--- Start Supplied material ---
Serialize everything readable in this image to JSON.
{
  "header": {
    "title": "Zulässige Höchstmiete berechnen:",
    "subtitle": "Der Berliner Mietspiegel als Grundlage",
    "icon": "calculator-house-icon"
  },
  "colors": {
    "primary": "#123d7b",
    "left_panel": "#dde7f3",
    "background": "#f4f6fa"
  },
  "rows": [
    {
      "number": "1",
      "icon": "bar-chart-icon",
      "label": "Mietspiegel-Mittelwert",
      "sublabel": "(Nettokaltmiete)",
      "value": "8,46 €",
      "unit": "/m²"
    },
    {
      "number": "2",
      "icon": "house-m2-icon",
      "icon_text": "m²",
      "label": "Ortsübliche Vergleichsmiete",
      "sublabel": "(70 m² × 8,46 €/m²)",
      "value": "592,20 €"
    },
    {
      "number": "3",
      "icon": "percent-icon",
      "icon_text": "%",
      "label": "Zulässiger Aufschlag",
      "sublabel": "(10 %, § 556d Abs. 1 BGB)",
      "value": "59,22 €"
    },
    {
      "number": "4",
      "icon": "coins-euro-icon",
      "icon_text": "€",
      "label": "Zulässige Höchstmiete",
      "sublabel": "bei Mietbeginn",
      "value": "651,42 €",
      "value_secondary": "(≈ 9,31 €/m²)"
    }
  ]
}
--- End Supplied material ---
--- Start Supplied material ---
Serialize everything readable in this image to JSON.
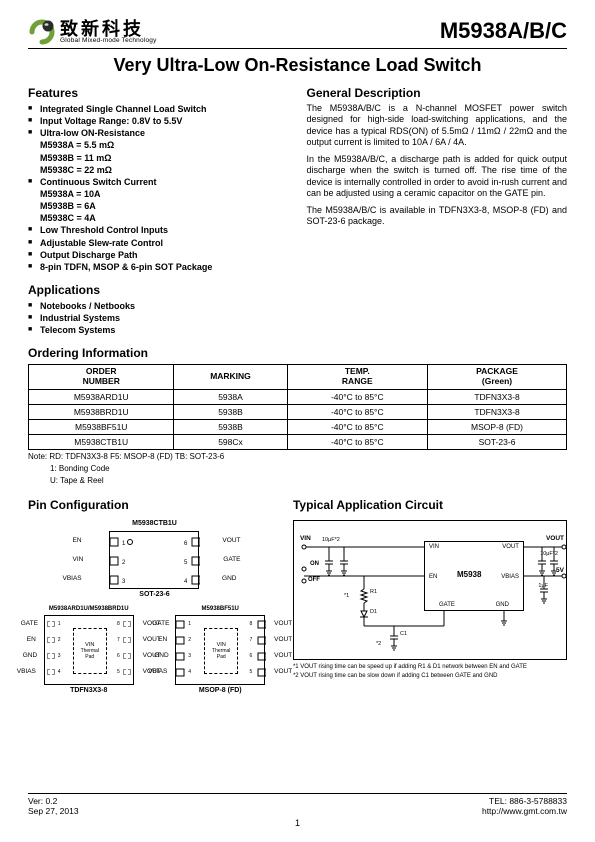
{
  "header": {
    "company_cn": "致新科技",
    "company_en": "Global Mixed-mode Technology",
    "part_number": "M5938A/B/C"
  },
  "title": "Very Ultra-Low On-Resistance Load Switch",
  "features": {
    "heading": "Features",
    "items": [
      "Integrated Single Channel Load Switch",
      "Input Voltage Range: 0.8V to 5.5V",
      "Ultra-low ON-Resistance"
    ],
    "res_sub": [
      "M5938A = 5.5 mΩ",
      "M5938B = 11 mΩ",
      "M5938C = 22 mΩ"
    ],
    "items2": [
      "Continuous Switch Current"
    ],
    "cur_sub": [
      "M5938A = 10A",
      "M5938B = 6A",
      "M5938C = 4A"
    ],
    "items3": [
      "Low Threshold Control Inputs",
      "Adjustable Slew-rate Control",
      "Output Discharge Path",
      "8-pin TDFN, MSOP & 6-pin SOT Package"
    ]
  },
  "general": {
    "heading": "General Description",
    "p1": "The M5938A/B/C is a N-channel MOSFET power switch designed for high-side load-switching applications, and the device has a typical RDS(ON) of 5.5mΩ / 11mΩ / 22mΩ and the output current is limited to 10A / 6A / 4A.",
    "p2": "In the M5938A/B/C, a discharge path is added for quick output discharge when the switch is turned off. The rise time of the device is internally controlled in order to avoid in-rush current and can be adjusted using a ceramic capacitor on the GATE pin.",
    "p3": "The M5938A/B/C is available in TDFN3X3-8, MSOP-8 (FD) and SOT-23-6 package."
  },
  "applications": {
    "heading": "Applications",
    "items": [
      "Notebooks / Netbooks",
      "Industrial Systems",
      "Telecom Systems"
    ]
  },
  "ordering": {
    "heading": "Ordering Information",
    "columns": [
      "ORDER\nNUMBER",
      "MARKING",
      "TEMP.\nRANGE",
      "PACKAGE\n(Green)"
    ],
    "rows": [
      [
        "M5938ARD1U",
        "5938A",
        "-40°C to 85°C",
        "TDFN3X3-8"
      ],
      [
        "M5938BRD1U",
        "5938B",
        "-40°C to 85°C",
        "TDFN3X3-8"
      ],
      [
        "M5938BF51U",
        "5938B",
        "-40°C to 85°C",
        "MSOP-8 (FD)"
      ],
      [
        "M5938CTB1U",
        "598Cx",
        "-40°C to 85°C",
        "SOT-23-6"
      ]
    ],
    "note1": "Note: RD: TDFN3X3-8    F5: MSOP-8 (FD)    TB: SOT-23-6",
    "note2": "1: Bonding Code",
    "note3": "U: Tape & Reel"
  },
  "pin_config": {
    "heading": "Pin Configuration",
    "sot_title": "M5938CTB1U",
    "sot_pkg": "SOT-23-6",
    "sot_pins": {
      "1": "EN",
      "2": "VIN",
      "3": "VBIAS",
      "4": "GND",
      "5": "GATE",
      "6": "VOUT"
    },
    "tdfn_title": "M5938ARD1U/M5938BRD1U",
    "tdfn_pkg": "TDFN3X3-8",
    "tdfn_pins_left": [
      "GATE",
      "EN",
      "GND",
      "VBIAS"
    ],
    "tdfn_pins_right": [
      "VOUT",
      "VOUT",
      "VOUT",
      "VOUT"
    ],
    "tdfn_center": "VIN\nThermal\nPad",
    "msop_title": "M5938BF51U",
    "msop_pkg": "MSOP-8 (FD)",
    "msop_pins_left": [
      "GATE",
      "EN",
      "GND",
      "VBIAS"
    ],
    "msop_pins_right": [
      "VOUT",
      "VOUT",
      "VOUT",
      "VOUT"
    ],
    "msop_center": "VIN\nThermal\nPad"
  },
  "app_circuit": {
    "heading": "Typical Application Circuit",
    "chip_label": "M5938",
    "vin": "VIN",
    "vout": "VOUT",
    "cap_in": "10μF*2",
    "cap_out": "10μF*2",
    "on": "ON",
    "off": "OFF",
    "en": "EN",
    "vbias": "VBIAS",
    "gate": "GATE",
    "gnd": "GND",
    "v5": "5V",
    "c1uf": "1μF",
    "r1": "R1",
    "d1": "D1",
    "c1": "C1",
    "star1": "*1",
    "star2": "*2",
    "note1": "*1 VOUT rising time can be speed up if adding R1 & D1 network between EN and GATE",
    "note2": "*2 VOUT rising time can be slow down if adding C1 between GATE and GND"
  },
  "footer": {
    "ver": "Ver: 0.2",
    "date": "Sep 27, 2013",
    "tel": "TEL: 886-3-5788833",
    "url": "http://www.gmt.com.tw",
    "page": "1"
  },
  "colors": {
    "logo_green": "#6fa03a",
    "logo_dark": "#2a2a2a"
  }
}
--- End Supplied material ---
--- Start Supplied material ---
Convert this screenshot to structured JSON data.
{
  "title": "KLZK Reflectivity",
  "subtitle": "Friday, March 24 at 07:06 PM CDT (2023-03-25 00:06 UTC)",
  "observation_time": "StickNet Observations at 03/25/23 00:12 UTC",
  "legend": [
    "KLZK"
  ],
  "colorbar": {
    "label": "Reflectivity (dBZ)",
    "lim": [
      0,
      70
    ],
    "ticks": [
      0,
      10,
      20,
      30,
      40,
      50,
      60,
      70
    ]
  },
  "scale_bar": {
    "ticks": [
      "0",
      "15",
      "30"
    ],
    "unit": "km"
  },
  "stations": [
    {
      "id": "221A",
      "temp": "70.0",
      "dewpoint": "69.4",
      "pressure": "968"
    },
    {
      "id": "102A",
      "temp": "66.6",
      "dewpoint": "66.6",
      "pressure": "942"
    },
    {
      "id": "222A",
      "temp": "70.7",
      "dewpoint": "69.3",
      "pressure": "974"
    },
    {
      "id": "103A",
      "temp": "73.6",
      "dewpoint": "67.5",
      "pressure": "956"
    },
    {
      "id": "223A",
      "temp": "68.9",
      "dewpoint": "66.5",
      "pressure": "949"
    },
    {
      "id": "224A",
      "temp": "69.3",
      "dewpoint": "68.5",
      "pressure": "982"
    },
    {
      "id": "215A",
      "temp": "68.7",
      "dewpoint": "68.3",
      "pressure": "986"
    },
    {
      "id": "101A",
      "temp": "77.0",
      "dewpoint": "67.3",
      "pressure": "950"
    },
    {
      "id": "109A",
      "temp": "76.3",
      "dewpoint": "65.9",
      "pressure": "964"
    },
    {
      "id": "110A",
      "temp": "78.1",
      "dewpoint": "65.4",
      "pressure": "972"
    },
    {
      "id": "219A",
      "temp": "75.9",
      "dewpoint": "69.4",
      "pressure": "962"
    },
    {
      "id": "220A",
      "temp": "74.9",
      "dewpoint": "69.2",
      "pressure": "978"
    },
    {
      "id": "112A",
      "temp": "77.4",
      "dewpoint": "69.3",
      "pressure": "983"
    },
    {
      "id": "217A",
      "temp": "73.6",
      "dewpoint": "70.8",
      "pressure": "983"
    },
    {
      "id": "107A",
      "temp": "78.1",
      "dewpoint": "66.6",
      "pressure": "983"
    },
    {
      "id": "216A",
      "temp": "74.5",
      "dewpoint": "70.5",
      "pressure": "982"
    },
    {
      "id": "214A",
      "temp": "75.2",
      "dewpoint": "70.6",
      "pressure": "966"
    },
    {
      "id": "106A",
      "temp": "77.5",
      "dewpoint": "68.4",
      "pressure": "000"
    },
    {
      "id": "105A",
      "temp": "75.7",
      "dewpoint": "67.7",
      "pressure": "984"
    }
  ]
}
--- End Supplied material ---
• [Your task] Identify and copy lines that hold the string "house".

• [The result]
    "icon": "calculator-house-icon"
      "icon": "house-m2-icon",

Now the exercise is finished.